▶ **What is expected**
Which lines contain the string "value"? Please list every one of them.

▶ **Available records**

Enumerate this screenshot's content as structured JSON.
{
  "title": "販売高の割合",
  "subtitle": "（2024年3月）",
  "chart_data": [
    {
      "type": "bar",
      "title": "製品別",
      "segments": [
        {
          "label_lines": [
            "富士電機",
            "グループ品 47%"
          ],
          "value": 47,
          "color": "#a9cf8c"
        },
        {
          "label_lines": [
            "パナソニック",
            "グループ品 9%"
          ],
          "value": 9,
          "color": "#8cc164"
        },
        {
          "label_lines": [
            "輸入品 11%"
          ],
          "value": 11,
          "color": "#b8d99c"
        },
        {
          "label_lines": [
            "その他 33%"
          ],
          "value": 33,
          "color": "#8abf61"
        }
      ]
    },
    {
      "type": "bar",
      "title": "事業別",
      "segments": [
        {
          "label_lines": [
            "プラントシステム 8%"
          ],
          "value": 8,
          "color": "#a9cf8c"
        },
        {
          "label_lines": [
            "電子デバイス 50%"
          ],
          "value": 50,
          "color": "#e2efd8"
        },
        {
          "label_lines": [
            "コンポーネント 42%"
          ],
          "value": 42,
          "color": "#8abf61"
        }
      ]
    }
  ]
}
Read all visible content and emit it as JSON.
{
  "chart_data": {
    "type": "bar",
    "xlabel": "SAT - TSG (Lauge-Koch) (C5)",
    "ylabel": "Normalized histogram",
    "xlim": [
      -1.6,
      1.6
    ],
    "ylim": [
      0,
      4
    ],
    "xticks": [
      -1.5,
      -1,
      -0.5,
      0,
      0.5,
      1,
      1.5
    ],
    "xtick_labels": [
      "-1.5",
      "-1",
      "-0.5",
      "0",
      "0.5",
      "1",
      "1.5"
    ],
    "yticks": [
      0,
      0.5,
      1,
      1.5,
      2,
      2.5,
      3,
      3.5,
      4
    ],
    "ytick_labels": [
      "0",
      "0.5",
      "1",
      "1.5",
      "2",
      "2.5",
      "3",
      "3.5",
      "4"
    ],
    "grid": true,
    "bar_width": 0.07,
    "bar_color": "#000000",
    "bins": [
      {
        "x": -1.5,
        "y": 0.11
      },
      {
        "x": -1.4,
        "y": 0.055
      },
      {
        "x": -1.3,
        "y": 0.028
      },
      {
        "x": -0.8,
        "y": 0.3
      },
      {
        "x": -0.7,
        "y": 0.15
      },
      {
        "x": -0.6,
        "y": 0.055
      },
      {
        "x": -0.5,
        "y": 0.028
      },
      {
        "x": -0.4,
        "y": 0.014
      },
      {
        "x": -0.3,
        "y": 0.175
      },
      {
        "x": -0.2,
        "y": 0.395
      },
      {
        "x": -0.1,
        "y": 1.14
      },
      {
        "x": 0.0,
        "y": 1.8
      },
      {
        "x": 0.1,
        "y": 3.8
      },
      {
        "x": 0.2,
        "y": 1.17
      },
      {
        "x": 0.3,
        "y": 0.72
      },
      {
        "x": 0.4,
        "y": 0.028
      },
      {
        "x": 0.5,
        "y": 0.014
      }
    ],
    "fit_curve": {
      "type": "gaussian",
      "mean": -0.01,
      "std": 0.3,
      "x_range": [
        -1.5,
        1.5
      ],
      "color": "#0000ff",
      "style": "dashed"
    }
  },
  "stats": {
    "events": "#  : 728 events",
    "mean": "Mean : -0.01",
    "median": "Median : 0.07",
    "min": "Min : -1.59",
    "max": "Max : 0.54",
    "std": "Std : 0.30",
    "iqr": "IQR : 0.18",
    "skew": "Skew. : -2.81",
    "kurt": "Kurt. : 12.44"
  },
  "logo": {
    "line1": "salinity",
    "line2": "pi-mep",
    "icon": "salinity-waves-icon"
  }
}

▶ **Correct output**
          "value": 47,
          "value": 9,
          "value": 11,
          "value": 33,
          "value": 8,
          "value": 50,
          "value": 42,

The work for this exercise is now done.